Stored data
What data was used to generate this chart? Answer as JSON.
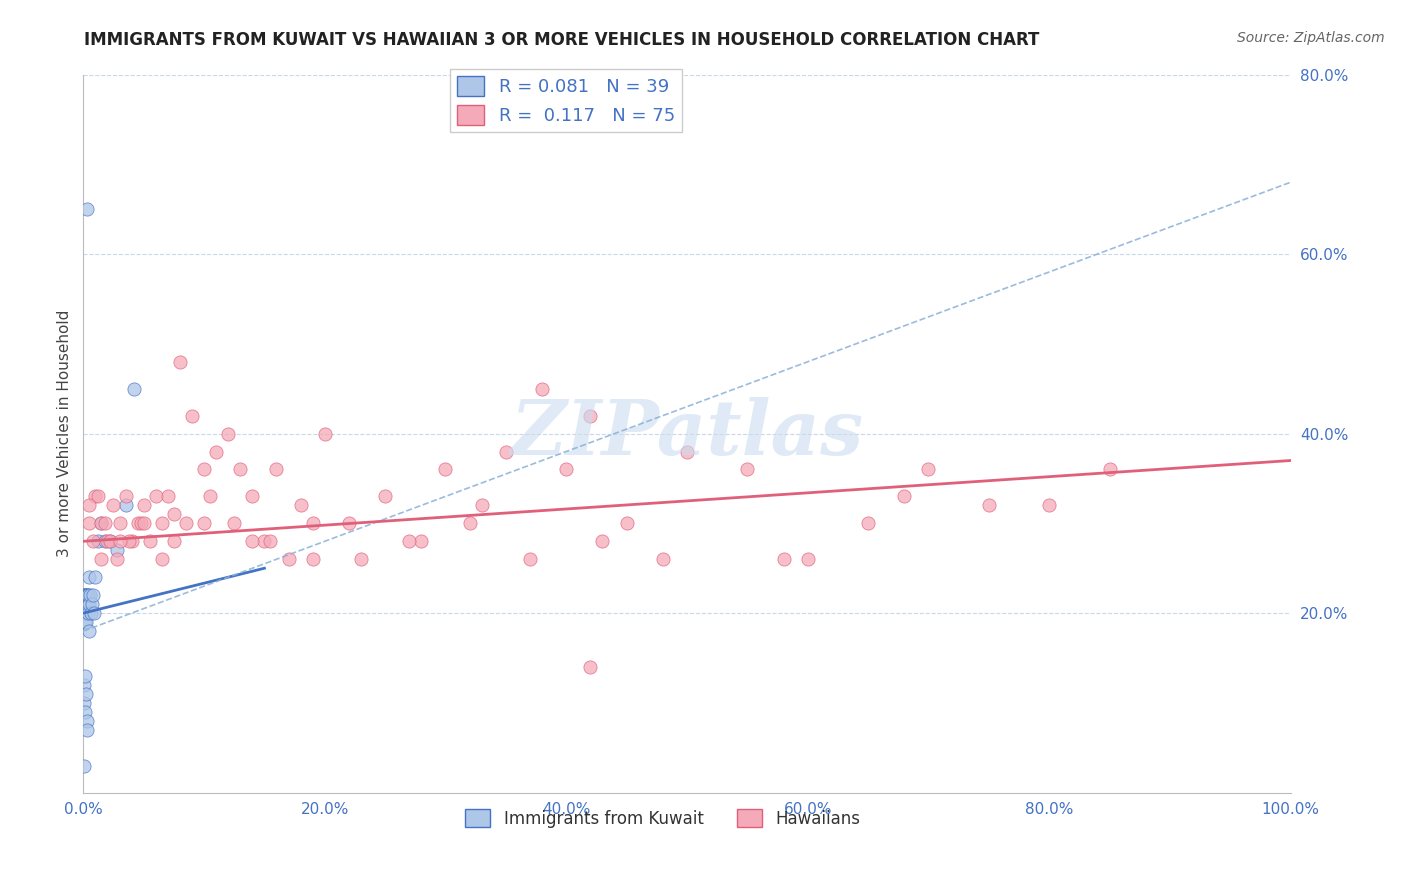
{
  "title": "IMMIGRANTS FROM KUWAIT VS HAWAIIAN 3 OR MORE VEHICLES IN HOUSEHOLD CORRELATION CHART",
  "source": "Source: ZipAtlas.com",
  "ylabel": "3 or more Vehicles in Household",
  "legend_labels": [
    "Immigrants from Kuwait",
    "Hawaiians"
  ],
  "r_values": [
    0.081,
    0.117
  ],
  "n_values": [
    39,
    75
  ],
  "scatter_color_blue": "#aec6e8",
  "scatter_color_pink": "#f4aab8",
  "line_color_blue": "#4472c4",
  "line_color_blue_dash": "#8ab0d8",
  "line_color_pink": "#e0607a",
  "background_color": "#ffffff",
  "grid_color": "#c8d8e8",
  "axis_color": "#4472c4",
  "title_color": "#222222",
  "watermark": "ZIPatlas",
  "watermark_color": "#ccddf0",
  "blue_x": [
    0.05,
    0.08,
    0.1,
    0.12,
    0.15,
    0.18,
    0.2,
    0.22,
    0.25,
    0.28,
    0.3,
    0.35,
    0.38,
    0.4,
    0.45,
    0.5,
    0.55,
    0.6,
    0.7,
    0.8,
    0.9,
    1.0,
    1.2,
    1.5,
    1.8,
    2.2,
    2.8,
    3.5,
    0.07,
    0.09,
    0.13,
    0.16,
    0.21,
    0.27,
    0.33,
    0.45,
    4.2,
    0.06,
    0.3
  ],
  "blue_y": [
    22,
    22,
    20,
    19,
    22,
    21,
    22,
    20,
    19,
    21,
    22,
    22,
    20,
    22,
    21,
    24,
    22,
    20,
    21,
    22,
    20,
    24,
    28,
    30,
    28,
    28,
    27,
    32,
    10,
    12,
    9,
    13,
    11,
    8,
    7,
    18,
    45,
    3,
    65
  ],
  "pink_x": [
    0.5,
    0.8,
    1.0,
    1.5,
    2.0,
    2.5,
    3.0,
    3.5,
    4.0,
    4.5,
    5.0,
    5.5,
    6.0,
    6.5,
    7.0,
    7.5,
    8.0,
    9.0,
    10.0,
    11.0,
    12.0,
    13.0,
    14.0,
    15.0,
    16.0,
    17.0,
    18.0,
    20.0,
    22.0,
    25.0,
    28.0,
    30.0,
    33.0,
    35.0,
    38.0,
    40.0,
    42.0,
    45.0,
    50.0,
    55.0,
    60.0,
    65.0,
    70.0,
    75.0,
    80.0,
    85.0,
    1.2,
    1.8,
    2.2,
    2.8,
    3.8,
    4.8,
    6.5,
    8.5,
    10.5,
    12.5,
    15.5,
    19.0,
    23.0,
    27.0,
    32.0,
    37.0,
    43.0,
    48.0,
    58.0,
    68.0,
    0.5,
    1.5,
    3.0,
    5.0,
    7.5,
    10.0,
    14.0,
    19.0,
    42.0
  ],
  "pink_y": [
    30,
    28,
    33,
    30,
    28,
    32,
    30,
    33,
    28,
    30,
    32,
    28,
    33,
    30,
    33,
    31,
    48,
    42,
    36,
    38,
    40,
    36,
    33,
    28,
    36,
    26,
    32,
    40,
    30,
    33,
    28,
    36,
    32,
    38,
    45,
    36,
    42,
    30,
    38,
    36,
    26,
    30,
    36,
    32,
    32,
    36,
    33,
    30,
    28,
    26,
    28,
    30,
    26,
    30,
    33,
    30,
    28,
    30,
    26,
    28,
    30,
    26,
    28,
    26,
    26,
    33,
    32,
    26,
    28,
    30,
    28,
    30,
    28,
    26,
    14
  ],
  "xlim": [
    0,
    100
  ],
  "ylim": [
    0,
    80
  ],
  "xticks": [
    0,
    20,
    40,
    60,
    80,
    100
  ],
  "yticks_right": [
    20,
    40,
    60,
    80
  ],
  "blue_solid_x0": 0,
  "blue_solid_y0": 20,
  "blue_solid_x1": 15,
  "blue_solid_y1": 25,
  "blue_dash_x0": 0,
  "blue_dash_y0": 18,
  "blue_dash_x1": 100,
  "blue_dash_y1": 68,
  "pink_x0": 0,
  "pink_y0": 28,
  "pink_x1": 100,
  "pink_y1": 37
}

What you will do
Each record above must be returned exactly as written, with its pictures omitted.

Output below
What data was used to generate this chart? Answer as JSON.
{
  "title": "IMMIGRANTS FROM KUWAIT VS HAWAIIAN 3 OR MORE VEHICLES IN HOUSEHOLD CORRELATION CHART",
  "source": "Source: ZipAtlas.com",
  "ylabel": "3 or more Vehicles in Household",
  "legend_labels": [
    "Immigrants from Kuwait",
    "Hawaiians"
  ],
  "r_values": [
    0.081,
    0.117
  ],
  "n_values": [
    39,
    75
  ],
  "scatter_color_blue": "#aec6e8",
  "scatter_color_pink": "#f4aab8",
  "line_color_blue": "#4472c4",
  "line_color_blue_dash": "#8ab0d8",
  "line_color_pink": "#e0607a",
  "background_color": "#ffffff",
  "grid_color": "#c8d8e8",
  "axis_color": "#4472c4",
  "title_color": "#222222",
  "watermark": "ZIPatlas",
  "watermark_color": "#ccddf0",
  "blue_x": [
    0.05,
    0.08,
    0.1,
    0.12,
    0.15,
    0.18,
    0.2,
    0.22,
    0.25,
    0.28,
    0.3,
    0.35,
    0.38,
    0.4,
    0.45,
    0.5,
    0.55,
    0.6,
    0.7,
    0.8,
    0.9,
    1.0,
    1.2,
    1.5,
    1.8,
    2.2,
    2.8,
    3.5,
    0.07,
    0.09,
    0.13,
    0.16,
    0.21,
    0.27,
    0.33,
    0.45,
    4.2,
    0.06,
    0.3
  ],
  "blue_y": [
    22,
    22,
    20,
    19,
    22,
    21,
    22,
    20,
    19,
    21,
    22,
    22,
    20,
    22,
    21,
    24,
    22,
    20,
    21,
    22,
    20,
    24,
    28,
    30,
    28,
    28,
    27,
    32,
    10,
    12,
    9,
    13,
    11,
    8,
    7,
    18,
    45,
    3,
    65
  ],
  "pink_x": [
    0.5,
    0.8,
    1.0,
    1.5,
    2.0,
    2.5,
    3.0,
    3.5,
    4.0,
    4.5,
    5.0,
    5.5,
    6.0,
    6.5,
    7.0,
    7.5,
    8.0,
    9.0,
    10.0,
    11.0,
    12.0,
    13.0,
    14.0,
    15.0,
    16.0,
    17.0,
    18.0,
    20.0,
    22.0,
    25.0,
    28.0,
    30.0,
    33.0,
    35.0,
    38.0,
    40.0,
    42.0,
    45.0,
    50.0,
    55.0,
    60.0,
    65.0,
    70.0,
    75.0,
    80.0,
    85.0,
    1.2,
    1.8,
    2.2,
    2.8,
    3.8,
    4.8,
    6.5,
    8.5,
    10.5,
    12.5,
    15.5,
    19.0,
    23.0,
    27.0,
    32.0,
    37.0,
    43.0,
    48.0,
    58.0,
    68.0,
    0.5,
    1.5,
    3.0,
    5.0,
    7.5,
    10.0,
    14.0,
    19.0,
    42.0
  ],
  "pink_y": [
    30,
    28,
    33,
    30,
    28,
    32,
    30,
    33,
    28,
    30,
    32,
    28,
    33,
    30,
    33,
    31,
    48,
    42,
    36,
    38,
    40,
    36,
    33,
    28,
    36,
    26,
    32,
    40,
    30,
    33,
    28,
    36,
    32,
    38,
    45,
    36,
    42,
    30,
    38,
    36,
    26,
    30,
    36,
    32,
    32,
    36,
    33,
    30,
    28,
    26,
    28,
    30,
    26,
    30,
    33,
    30,
    28,
    30,
    26,
    28,
    30,
    26,
    28,
    26,
    26,
    33,
    32,
    26,
    28,
    30,
    28,
    30,
    28,
    26,
    14
  ],
  "xlim": [
    0,
    100
  ],
  "ylim": [
    0,
    80
  ],
  "xticks": [
    0,
    20,
    40,
    60,
    80,
    100
  ],
  "yticks_right": [
    20,
    40,
    60,
    80
  ],
  "blue_solid_x0": 0,
  "blue_solid_y0": 20,
  "blue_solid_x1": 15,
  "blue_solid_y1": 25,
  "blue_dash_x0": 0,
  "blue_dash_y0": 18,
  "blue_dash_x1": 100,
  "blue_dash_y1": 68,
  "pink_x0": 0,
  "pink_y0": 28,
  "pink_x1": 100,
  "pink_y1": 37
}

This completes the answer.